[Stored items from a collection]
● ● ● ●
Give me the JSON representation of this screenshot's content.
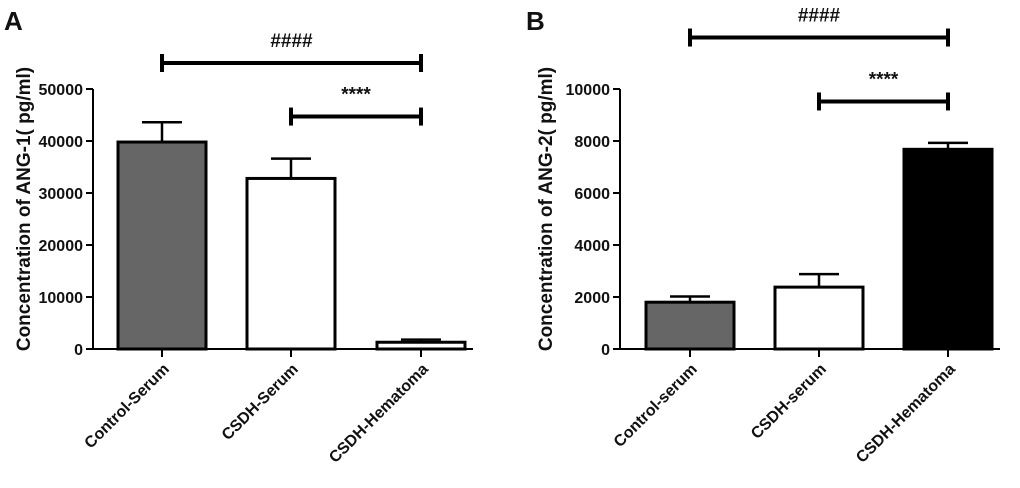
{
  "chart_data": [
    {
      "panel_label": "A",
      "type": "bar",
      "title": "",
      "xlabel": "",
      "ylabel": "Concentration of ANG-1( pg/ml)",
      "ylim": [
        0,
        50000
      ],
      "yticks": [
        0,
        10000,
        20000,
        30000,
        40000,
        50000
      ],
      "ytick_labels": [
        "0",
        "10000",
        "20000",
        "30000",
        "40000",
        "50000"
      ],
      "grid": false,
      "categories": [
        "Control-Serum",
        "CSDH-Serum",
        "CSDH-Hematoma"
      ],
      "values": [
        39800,
        32800,
        1300
      ],
      "errors": [
        3800,
        3800,
        500
      ],
      "bar_colors": [
        "#666666",
        "#ffffff",
        "#ffffff"
      ],
      "significance": [
        {
          "from": 0,
          "to": 2,
          "label": "####",
          "y": 55000
        },
        {
          "from": 1,
          "to": 2,
          "label": "****",
          "y": 44700
        }
      ]
    },
    {
      "panel_label": "B",
      "type": "bar",
      "title": "",
      "xlabel": "",
      "ylabel": "Concentration of ANG-2( pg/ml)",
      "ylim": [
        0,
        10000
      ],
      "yticks": [
        0,
        2000,
        4000,
        6000,
        8000,
        10000
      ],
      "ytick_labels": [
        "0",
        "2000",
        "4000",
        "6000",
        "8000",
        "10000"
      ],
      "grid": false,
      "categories": [
        "Control-serum",
        "CSDH-serum",
        "CSDH-Hematoma"
      ],
      "values": [
        1800,
        2380,
        7680
      ],
      "errors": [
        220,
        500,
        250
      ],
      "bar_colors": [
        "#666666",
        "#ffffff",
        "#000000"
      ],
      "significance": [
        {
          "from": 0,
          "to": 2,
          "label": "####",
          "y": 11980
        },
        {
          "from": 1,
          "to": 2,
          "label": "****",
          "y": 9520
        }
      ]
    }
  ]
}
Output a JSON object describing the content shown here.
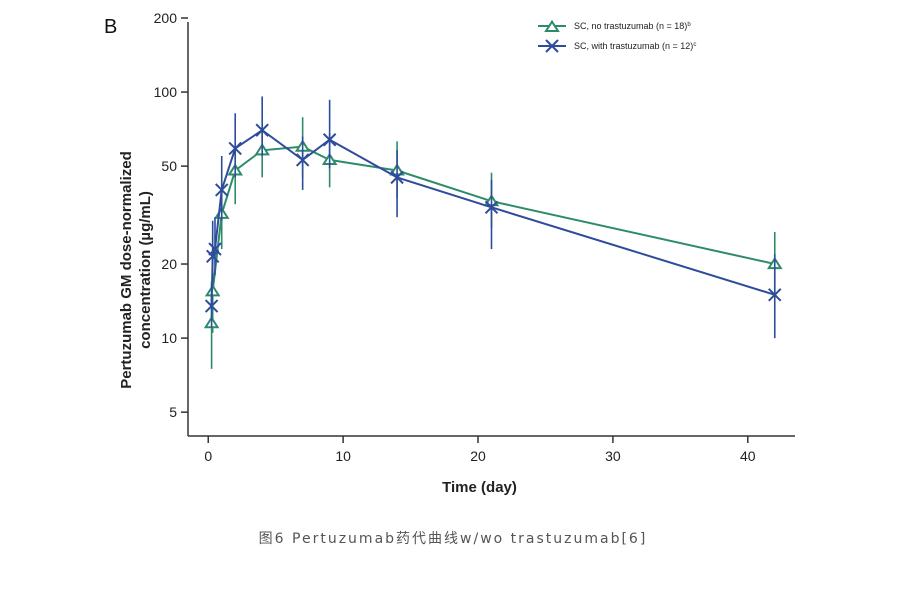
{
  "panel_label": "B",
  "caption": "图6 Pertuzumab药代曲线w/wo trastuzumab[6]",
  "colors": {
    "no_trastuzumab": "#2e8b6a",
    "with_trastuzumab": "#2e4c9c",
    "axis": "#333333"
  },
  "chart_data": {
    "type": "line",
    "xlabel": "Time (day)",
    "ylabel": "Pertuzumab GM dose-normalized concentration (µg/mL)",
    "ylabel_lines": [
      "Pertuzumab GM dose-normalized",
      "concentration (µg/mL)"
    ],
    "xlim": [
      -1.5,
      43.5
    ],
    "ylim": [
      4.0,
      200
    ],
    "yscale": "log",
    "x_ticks": [
      0,
      10,
      20,
      30,
      40
    ],
    "x_tick_labels": [
      "0",
      "10",
      "20",
      "30",
      "40"
    ],
    "y_ticks": [
      5,
      10,
      20,
      50,
      100,
      200
    ],
    "y_tick_labels": [
      "5",
      "10",
      "20",
      "50",
      "100",
      "200"
    ],
    "grid": false,
    "legend_position": "top-right",
    "series": [
      {
        "name": "SC, no trastuzumab (n = 18)",
        "superscript": "b",
        "marker": "triangle",
        "color": "#2e8b6a",
        "x": [
          0.25,
          0.33,
          1,
          2,
          4,
          7,
          9,
          14,
          21,
          42
        ],
        "y": [
          11.5,
          15.5,
          32,
          48,
          58,
          60,
          53,
          48,
          36,
          20
        ],
        "err_low": [
          7.5,
          10.5,
          23,
          35,
          45,
          45,
          41,
          37,
          28,
          15
        ],
        "err_high": [
          16.5,
          26,
          40,
          60,
          72,
          79,
          68,
          63,
          47,
          27
        ]
      },
      {
        "name": "SC, with trastuzumab (n = 12)",
        "superscript": "c",
        "marker": "x",
        "color": "#2e4c9c",
        "x": [
          0.25,
          0.33,
          0.5,
          1,
          2,
          4,
          7,
          9,
          14,
          21,
          42
        ],
        "y": [
          13.5,
          21.5,
          23,
          40,
          59,
          70,
          53,
          64,
          45,
          34,
          15
        ],
        "err_low": [
          11,
          17,
          18,
          30,
          45,
          55,
          40,
          49,
          31,
          23,
          10
        ],
        "err_high": [
          17,
          30,
          31,
          55,
          82,
          96,
          66,
          93,
          58,
          44,
          22
        ]
      }
    ]
  }
}
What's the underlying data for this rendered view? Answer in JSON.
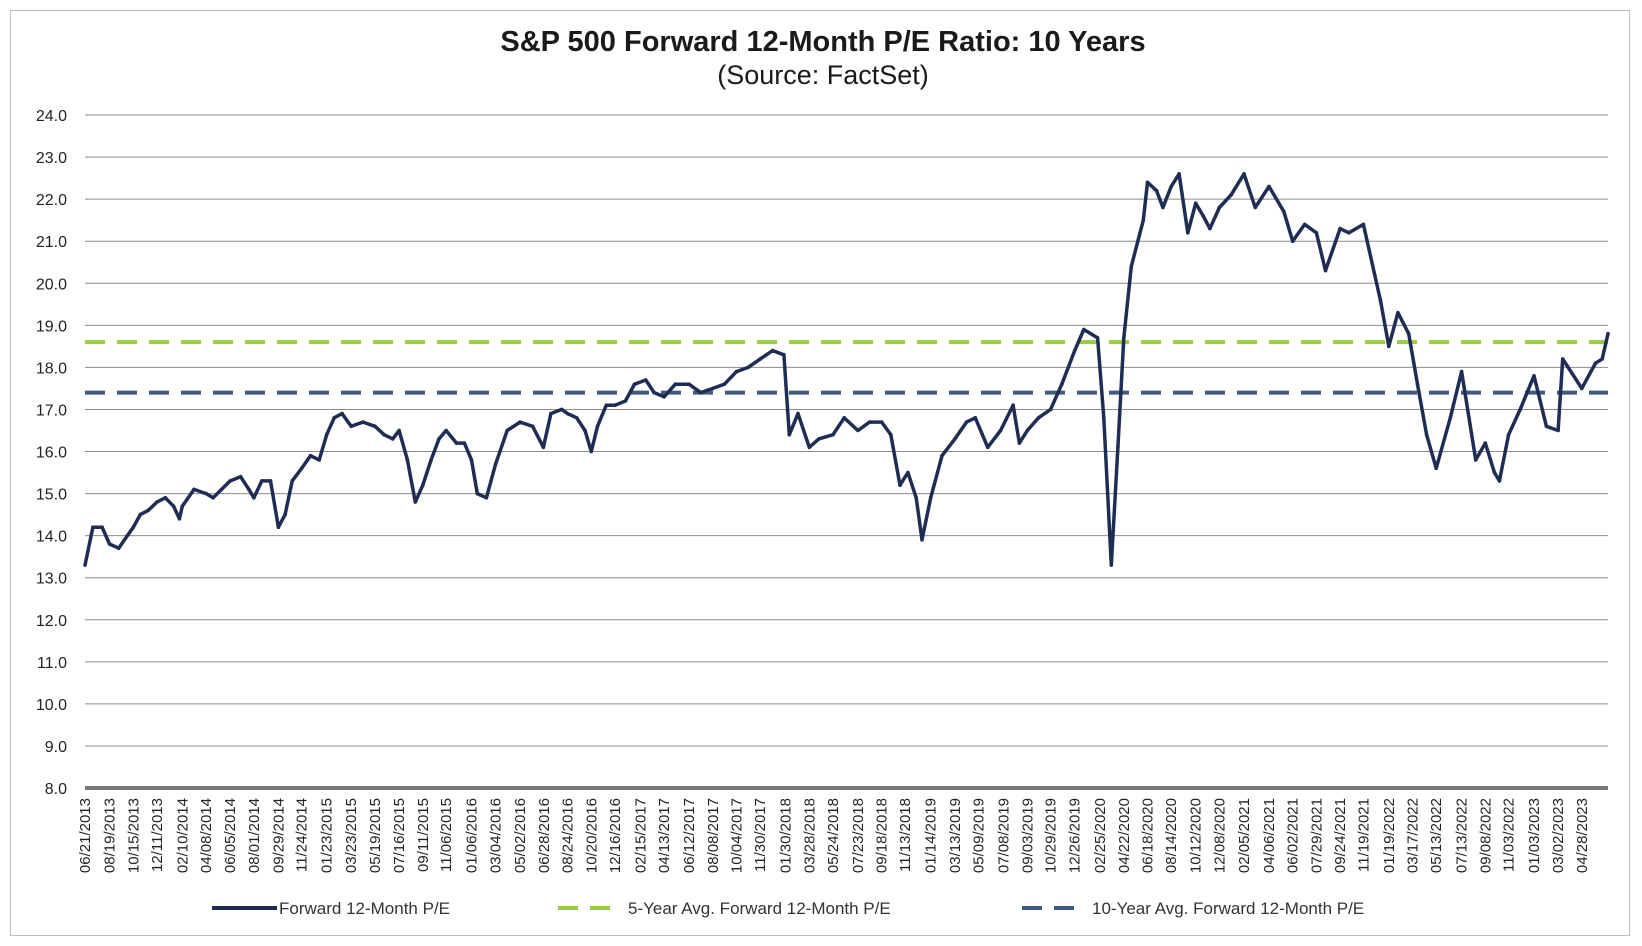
{
  "chart_data": {
    "type": "line",
    "title": "S&P 500 Forward 12-Month P/E Ratio: 10 Years",
    "subtitle": "(Source: FactSet)",
    "ylim": [
      8.0,
      24.0
    ],
    "yticks": [
      "8.0",
      "9.0",
      "10.0",
      "11.0",
      "12.0",
      "13.0",
      "14.0",
      "15.0",
      "16.0",
      "17.0",
      "18.0",
      "19.0",
      "20.0",
      "21.0",
      "22.0",
      "23.0",
      "24.0"
    ],
    "grid": true,
    "legend_position": "bottom",
    "xticks": [
      "06/21/2013",
      "08/19/2013",
      "10/15/2013",
      "12/11/2013",
      "02/10/2014",
      "04/08/2014",
      "06/05/2014",
      "08/01/2014",
      "09/29/2014",
      "11/24/2014",
      "01/23/2015",
      "03/23/2015",
      "05/19/2015",
      "07/16/2015",
      "09/11/2015",
      "11/06/2015",
      "01/06/2016",
      "03/04/2016",
      "05/02/2016",
      "06/28/2016",
      "08/24/2016",
      "10/20/2016",
      "12/16/2016",
      "02/15/2017",
      "04/13/2017",
      "06/12/2017",
      "08/08/2017",
      "10/04/2017",
      "11/30/2017",
      "01/30/2018",
      "03/28/2018",
      "05/24/2018",
      "07/23/2018",
      "09/18/2018",
      "11/13/2018",
      "01/14/2019",
      "03/13/2019",
      "05/09/2019",
      "07/08/2019",
      "09/03/2019",
      "10/29/2019",
      "12/26/2019",
      "02/25/2020",
      "04/22/2020",
      "06/18/2020",
      "08/14/2020",
      "10/12/2020",
      "12/08/2020",
      "02/05/2021",
      "04/06/2021",
      "06/02/2021",
      "07/29/2021",
      "09/24/2021",
      "11/19/2021",
      "01/19/2022",
      "03/17/2022",
      "05/13/2022",
      "07/13/2022",
      "09/08/2022",
      "11/03/2022",
      "01/03/2023",
      "03/02/2023",
      "04/28/2023"
    ],
    "series": [
      {
        "name": "Forward 12-Month P/E",
        "color": "#1f2d55",
        "style": "solid",
        "x": [
          "06/21/2013",
          "07/10/2013",
          "08/01/2013",
          "08/19/2013",
          "09/10/2013",
          "10/01/2013",
          "10/15/2013",
          "11/01/2013",
          "11/20/2013",
          "12/11/2013",
          "12/31/2013",
          "01/20/2014",
          "02/03/2014",
          "02/10/2014",
          "03/10/2014",
          "04/08/2014",
          "04/25/2014",
          "05/15/2014",
          "06/05/2014",
          "06/30/2014",
          "07/20/2014",
          "08/01/2014",
          "08/20/2014",
          "09/10/2014",
          "09/29/2014",
          "10/15/2014",
          "11/01/2014",
          "11/24/2014",
          "12/15/2014",
          "01/05/2015",
          "01/23/2015",
          "02/10/2015",
          "03/01/2015",
          "03/23/2015",
          "04/20/2015",
          "05/19/2015",
          "06/10/2015",
          "07/01/2015",
          "07/16/2015",
          "08/05/2015",
          "08/24/2015",
          "09/11/2015",
          "10/01/2015",
          "10/20/2015",
          "11/06/2015",
          "12/01/2015",
          "12/20/2015",
          "01/06/2016",
          "01/20/2016",
          "02/11/2016",
          "03/04/2016",
          "04/01/2016",
          "05/02/2016",
          "06/01/2016",
          "06/27/2016",
          "07/15/2016",
          "08/10/2016",
          "08/24/2016",
          "09/15/2016",
          "10/05/2016",
          "10/20/2016",
          "11/04/2016",
          "11/25/2016",
          "12/16/2016",
          "01/10/2017",
          "02/01/2017",
          "02/28/2017",
          "03/20/2017",
          "04/13/2017",
          "05/10/2017",
          "06/12/2017",
          "07/10/2017",
          "08/08/2017",
          "09/05/2017",
          "10/04/2017",
          "11/01/2017",
          "11/30/2017",
          "12/30/2017",
          "01/26/2018",
          "02/08/2018",
          "03/01/2018",
          "03/28/2018",
          "04/20/2018",
          "05/24/2018",
          "06/20/2018",
          "07/23/2018",
          "08/20/2018",
          "09/18/2018",
          "10/10/2018",
          "11/01/2018",
          "11/20/2018",
          "12/10/2018",
          "12/24/2018",
          "01/14/2019",
          "02/10/2019",
          "03/13/2019",
          "04/10/2019",
          "05/01/2019",
          "05/31/2019",
          "07/01/2019",
          "07/31/2019",
          "08/15/2019",
          "09/03/2019",
          "09/30/2019",
          "10/29/2019",
          "11/25/2019",
          "12/26/2019",
          "01/17/2020",
          "02/19/2020",
          "03/05/2020",
          "03/23/2020",
          "04/08/2020",
          "04/22/2020",
          "05/10/2020",
          "06/08/2020",
          "06/18/2020",
          "07/10/2020",
          "07/25/2020",
          "08/14/2020",
          "09/02/2020",
          "09/23/2020",
          "10/12/2020",
          "10/30/2020",
          "11/15/2020",
          "12/08/2020",
          "01/05/2021",
          "02/05/2021",
          "03/04/2021",
          "04/06/2021",
          "05/12/2021",
          "06/02/2021",
          "07/01/2021",
          "07/29/2021",
          "08/20/2021",
          "09/24/2021",
          "10/15/2021",
          "11/19/2021",
          "12/30/2021",
          "01/19/2022",
          "02/10/2022",
          "03/08/2022",
          "03/29/2022",
          "04/20/2022",
          "05/13/2022",
          "06/16/2022",
          "07/13/2022",
          "08/16/2022",
          "09/08/2022",
          "09/30/2022",
          "10/12/2022",
          "11/03/2022",
          "12/01/2022",
          "01/03/2023",
          "02/02/2023",
          "03/02/2023",
          "03/13/2023",
          "04/28/2023",
          "05/31/2023",
          "06/16/2023",
          "06/30/2023"
        ],
        "values": [
          13.3,
          14.2,
          14.2,
          13.8,
          13.7,
          14.0,
          14.2,
          14.5,
          14.6,
          14.8,
          14.9,
          14.7,
          14.4,
          14.7,
          15.1,
          15.0,
          14.9,
          15.1,
          15.3,
          15.4,
          15.1,
          14.9,
          15.3,
          15.3,
          14.2,
          14.5,
          15.3,
          15.6,
          15.9,
          15.8,
          16.4,
          16.8,
          16.9,
          16.6,
          16.7,
          16.6,
          16.4,
          16.3,
          16.5,
          15.8,
          14.8,
          15.2,
          15.8,
          16.3,
          16.5,
          16.2,
          16.2,
          15.8,
          15.0,
          14.9,
          15.7,
          16.5,
          16.7,
          16.6,
          16.1,
          16.9,
          17.0,
          16.9,
          16.8,
          16.5,
          16.0,
          16.6,
          17.1,
          17.1,
          17.2,
          17.6,
          17.7,
          17.4,
          17.3,
          17.6,
          17.6,
          17.4,
          17.5,
          17.6,
          17.9,
          18.0,
          18.2,
          18.4,
          18.3,
          16.4,
          16.9,
          16.1,
          16.3,
          16.4,
          16.8,
          16.5,
          16.7,
          16.7,
          16.4,
          15.2,
          15.5,
          14.9,
          13.9,
          14.9,
          15.9,
          16.3,
          16.7,
          16.8,
          16.1,
          16.5,
          17.1,
          16.2,
          16.5,
          16.8,
          17.0,
          17.6,
          18.4,
          18.9,
          18.7,
          16.8,
          13.3,
          16.1,
          18.7,
          20.4,
          21.5,
          22.4,
          22.2,
          21.8,
          22.3,
          22.6,
          21.2,
          21.9,
          21.6,
          21.3,
          21.8,
          22.1,
          22.6,
          21.8,
          22.3,
          21.7,
          21.0,
          21.4,
          21.2,
          20.3,
          21.3,
          21.2,
          21.4,
          19.6,
          18.5,
          19.3,
          18.8,
          17.6,
          16.4,
          15.6,
          16.8,
          17.9,
          15.8,
          16.2,
          15.5,
          15.3,
          16.4,
          17.0,
          17.8,
          16.6,
          16.5,
          18.2,
          17.5,
          18.1,
          18.2,
          18.8
        ]
      },
      {
        "name": "5-Year Avg. Forward 12-Month P/E",
        "color": "#9acd3c",
        "style": "dashed",
        "value": 18.6
      },
      {
        "name": "10-Year Avg. Forward 12-Month P/E",
        "color": "#405a80",
        "style": "dashed",
        "value": 17.4
      }
    ]
  }
}
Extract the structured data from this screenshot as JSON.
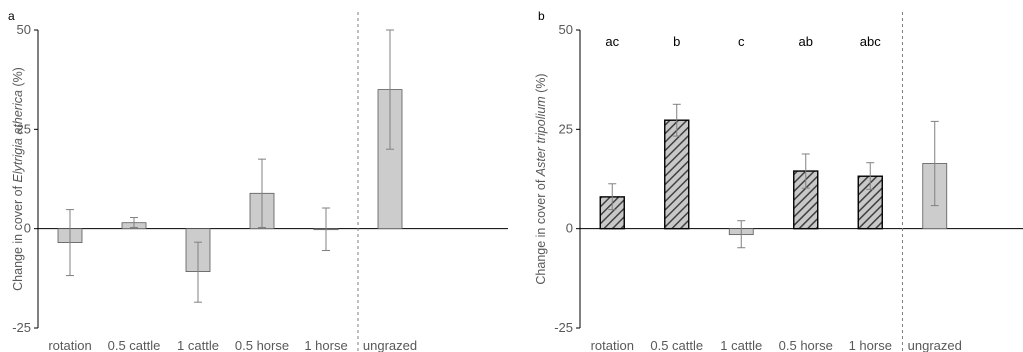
{
  "chart_data": [
    {
      "type": "bar",
      "panel_label": "a",
      "categories": [
        "rotation",
        "0.5 cattle",
        "1 cattle",
        "0.5 horse",
        "1 horse",
        "ungrazed"
      ],
      "values": [
        -3.5,
        1.5,
        -10.8,
        8.9,
        -0.2,
        35.0
      ],
      "error_low": [
        -11.8,
        0.3,
        -18.5,
        0.3,
        -5.5,
        20.0
      ],
      "error_high": [
        4.8,
        2.8,
        -3.4,
        17.5,
        5.2,
        50.0
      ],
      "patterns": [
        "solid",
        "solid",
        "solid",
        "solid",
        "solid",
        "solid"
      ],
      "significance_letters": [
        "",
        "",
        "",
        "",
        "",
        ""
      ],
      "ylabel_prefix": "Change in cover of ",
      "ylabel_species": "Elytrigia atherica",
      "ylabel_suffix": " (%)",
      "ylim": [
        -25,
        50
      ],
      "yticks": [
        -25,
        0,
        25,
        50
      ],
      "separator_after_index": 4,
      "grid": false
    },
    {
      "type": "bar",
      "panel_label": "b",
      "categories": [
        "rotation",
        "0.5 cattle",
        "1 cattle",
        "0.5 horse",
        "1 horse",
        "ungrazed"
      ],
      "values": [
        8.0,
        27.3,
        -1.5,
        14.5,
        13.2,
        16.4
      ],
      "error_low": [
        4.8,
        23.3,
        -4.8,
        10.2,
        9.9,
        5.8
      ],
      "error_high": [
        11.3,
        31.3,
        2.0,
        18.8,
        16.6,
        27.0
      ],
      "patterns": [
        "hatched",
        "hatched",
        "solid",
        "hatched",
        "hatched",
        "solid"
      ],
      "significance_letters": [
        "ac",
        "b",
        "c",
        "ab",
        "abc",
        ""
      ],
      "ylabel_prefix": "Change in cover of ",
      "ylabel_species": "Aster tripolium",
      "ylabel_suffix": " (%)",
      "ylim": [
        -25,
        50
      ],
      "yticks": [
        -25,
        0,
        25,
        50
      ],
      "separator_after_index": 4,
      "grid": false
    }
  ],
  "colors": {
    "bar_fill": "#cccccc",
    "bar_edge": "#595959",
    "hatch_fill": "#c8c8c8",
    "hatch_stroke": "#404040",
    "axis": "#000000",
    "error_bar": "#808080",
    "separator": "#7f7f7f",
    "text": "#595959",
    "sig_text": "#000000"
  }
}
● ● ● ●
Description of the task >> Return every line above that contains the word "screenshot".

Answer to the problem >>
Give me the JSON representation of this screenshot's content.
Extract the structured data from this screenshot as JSON.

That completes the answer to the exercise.